Would you return the complete listing below word for word?

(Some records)
....................

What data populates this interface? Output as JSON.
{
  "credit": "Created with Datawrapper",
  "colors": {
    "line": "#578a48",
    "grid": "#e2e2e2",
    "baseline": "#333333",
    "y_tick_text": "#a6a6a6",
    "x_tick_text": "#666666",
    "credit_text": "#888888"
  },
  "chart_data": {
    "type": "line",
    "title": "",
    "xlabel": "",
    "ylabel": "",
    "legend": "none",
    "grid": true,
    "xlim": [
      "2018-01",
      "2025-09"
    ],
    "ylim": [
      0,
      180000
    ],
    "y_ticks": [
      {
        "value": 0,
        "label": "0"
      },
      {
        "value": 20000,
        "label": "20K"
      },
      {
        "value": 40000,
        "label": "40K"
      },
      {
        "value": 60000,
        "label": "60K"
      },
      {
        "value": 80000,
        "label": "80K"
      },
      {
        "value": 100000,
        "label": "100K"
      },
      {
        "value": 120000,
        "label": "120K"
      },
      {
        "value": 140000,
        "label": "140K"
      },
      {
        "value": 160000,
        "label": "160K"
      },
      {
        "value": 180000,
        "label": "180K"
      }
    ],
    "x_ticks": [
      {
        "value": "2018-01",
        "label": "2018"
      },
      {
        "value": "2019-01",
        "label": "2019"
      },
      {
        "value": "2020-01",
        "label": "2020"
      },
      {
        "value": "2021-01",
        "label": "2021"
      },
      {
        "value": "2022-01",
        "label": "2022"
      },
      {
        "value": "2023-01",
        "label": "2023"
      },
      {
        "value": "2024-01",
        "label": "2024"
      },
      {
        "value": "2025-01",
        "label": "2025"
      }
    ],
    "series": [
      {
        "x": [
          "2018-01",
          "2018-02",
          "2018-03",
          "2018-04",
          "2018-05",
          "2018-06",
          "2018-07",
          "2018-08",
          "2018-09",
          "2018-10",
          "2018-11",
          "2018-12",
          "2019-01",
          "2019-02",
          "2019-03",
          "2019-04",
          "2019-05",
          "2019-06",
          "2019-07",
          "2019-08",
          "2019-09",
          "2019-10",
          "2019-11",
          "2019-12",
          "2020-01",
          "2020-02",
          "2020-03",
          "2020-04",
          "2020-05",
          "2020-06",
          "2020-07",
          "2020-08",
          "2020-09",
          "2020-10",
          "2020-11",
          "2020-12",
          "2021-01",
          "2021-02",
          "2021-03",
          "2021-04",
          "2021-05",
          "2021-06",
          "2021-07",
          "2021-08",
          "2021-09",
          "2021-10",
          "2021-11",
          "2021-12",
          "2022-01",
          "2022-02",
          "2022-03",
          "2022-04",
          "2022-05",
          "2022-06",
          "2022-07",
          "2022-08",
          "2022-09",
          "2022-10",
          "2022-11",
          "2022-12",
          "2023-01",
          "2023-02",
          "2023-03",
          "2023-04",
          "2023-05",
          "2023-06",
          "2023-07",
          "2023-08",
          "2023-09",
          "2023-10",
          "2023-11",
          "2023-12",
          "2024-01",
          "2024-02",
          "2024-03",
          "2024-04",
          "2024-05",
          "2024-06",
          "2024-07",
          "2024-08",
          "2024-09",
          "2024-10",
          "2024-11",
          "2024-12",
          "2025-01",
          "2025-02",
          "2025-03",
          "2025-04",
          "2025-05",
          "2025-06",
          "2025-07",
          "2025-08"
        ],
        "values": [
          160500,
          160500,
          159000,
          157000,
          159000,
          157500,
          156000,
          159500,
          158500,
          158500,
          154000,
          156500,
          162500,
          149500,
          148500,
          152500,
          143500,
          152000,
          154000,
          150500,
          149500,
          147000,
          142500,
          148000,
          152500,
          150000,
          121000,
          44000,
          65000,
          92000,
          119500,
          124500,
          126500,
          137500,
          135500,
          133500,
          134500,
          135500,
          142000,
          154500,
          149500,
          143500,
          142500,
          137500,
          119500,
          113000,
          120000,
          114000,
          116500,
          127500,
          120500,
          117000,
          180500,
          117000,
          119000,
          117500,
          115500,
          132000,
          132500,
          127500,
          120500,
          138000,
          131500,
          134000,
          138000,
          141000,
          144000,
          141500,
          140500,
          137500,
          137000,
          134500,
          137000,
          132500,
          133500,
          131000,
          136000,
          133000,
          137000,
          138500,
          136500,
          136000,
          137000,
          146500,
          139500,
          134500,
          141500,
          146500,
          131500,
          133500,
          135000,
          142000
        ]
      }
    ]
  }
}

....................

• [SOLUTION FOR THIS PROBLEM]
What data populates this interface? Output as JSON.
{
  "credit": "Created with Datawrapper",
  "colors": {
    "line": "#578a48",
    "grid": "#e2e2e2",
    "baseline": "#333333",
    "y_tick_text": "#a6a6a6",
    "x_tick_text": "#666666",
    "credit_text": "#888888"
  },
  "chart_data": {
    "type": "line",
    "title": "",
    "xlabel": "",
    "ylabel": "",
    "legend": "none",
    "grid": true,
    "xlim": [
      "2018-01",
      "2025-09"
    ],
    "ylim": [
      0,
      180000
    ],
    "y_ticks": [
      {
        "value": 0,
        "label": "0"
      },
      {
        "value": 20000,
        "label": "20K"
      },
      {
        "value": 40000,
        "label": "40K"
      },
      {
        "value": 60000,
        "label": "60K"
      },
      {
        "value": 80000,
        "label": "80K"
      },
      {
        "value": 100000,
        "label": "100K"
      },
      {
        "value": 120000,
        "label": "120K"
      },
      {
        "value": 140000,
        "label": "140K"
      },
      {
        "value": 160000,
        "label": "160K"
      },
      {
        "value": 180000,
        "label": "180K"
      }
    ],
    "x_ticks": [
      {
        "value": "2018-01",
        "label": "2018"
      },
      {
        "value": "2019-01",
        "label": "2019"
      },
      {
        "value": "2020-01",
        "label": "2020"
      },
      {
        "value": "2021-01",
        "label": "2021"
      },
      {
        "value": "2022-01",
        "label": "2022"
      },
      {
        "value": "2023-01",
        "label": "2023"
      },
      {
        "value": "2024-01",
        "label": "2024"
      },
      {
        "value": "2025-01",
        "label": "2025"
      }
    ],
    "series": [
      {
        "x": [
          "2018-01",
          "2018-02",
          "2018-03",
          "2018-04",
          "2018-05",
          "2018-06",
          "2018-07",
          "2018-08",
          "2018-09",
          "2018-10",
          "2018-11",
          "2018-12",
          "2019-01",
          "2019-02",
          "2019-03",
          "2019-04",
          "2019-05",
          "2019-06",
          "2019-07",
          "2019-08",
          "2019-09",
          "2019-10",
          "2019-11",
          "2019-12",
          "2020-01",
          "2020-02",
          "2020-03",
          "2020-04",
          "2020-05",
          "2020-06",
          "2020-07",
          "2020-08",
          "2020-09",
          "2020-10",
          "2020-11",
          "2020-12",
          "2021-01",
          "2021-02",
          "2021-03",
          "2021-04",
          "2021-05",
          "2021-06",
          "2021-07",
          "2021-08",
          "2021-09",
          "2021-10",
          "2021-11",
          "2021-12",
          "2022-01",
          "2022-02",
          "2022-03",
          "2022-04",
          "2022-05",
          "2022-06",
          "2022-07",
          "2022-08",
          "2022-09",
          "2022-10",
          "2022-11",
          "2022-12",
          "2023-01",
          "2023-02",
          "2023-03",
          "2023-04",
          "2023-05",
          "2023-06",
          "2023-07",
          "2023-08",
          "2023-09",
          "2023-10",
          "2023-11",
          "2023-12",
          "2024-01",
          "2024-02",
          "2024-03",
          "2024-04",
          "2024-05",
          "2024-06",
          "2024-07",
          "2024-08",
          "2024-09",
          "2024-10",
          "2024-11",
          "2024-12",
          "2025-01",
          "2025-02",
          "2025-03",
          "2025-04",
          "2025-05",
          "2025-06",
          "2025-07",
          "2025-08"
        ],
        "values": [
          160500,
          160500,
          159000,
          157000,
          159000,
          157500,
          156000,
          159500,
          158500,
          158500,
          154000,
          156500,
          162500,
          149500,
          148500,
          152500,
          143500,
          152000,
          154000,
          150500,
          149500,
          147000,
          142500,
          148000,
          152500,
          150000,
          121000,
          44000,
          65000,
          92000,
          119500,
          124500,
          126500,
          137500,
          135500,
          133500,
          134500,
          135500,
          142000,
          154500,
          149500,
          143500,
          142500,
          137500,
          119500,
          113000,
          120000,
          114000,
          116500,
          127500,
          120500,
          117000,
          180500,
          117000,
          119000,
          117500,
          115500,
          132000,
          132500,
          127500,
          120500,
          138000,
          131500,
          134000,
          138000,
          141000,
          144000,
          141500,
          140500,
          137500,
          137000,
          134500,
          137000,
          132500,
          133500,
          131000,
          136000,
          133000,
          137000,
          138500,
          136500,
          136000,
          137000,
          146500,
          139500,
          134500,
          141500,
          146500,
          131500,
          133500,
          135000,
          142000
        ]
      }
    ]
  }
}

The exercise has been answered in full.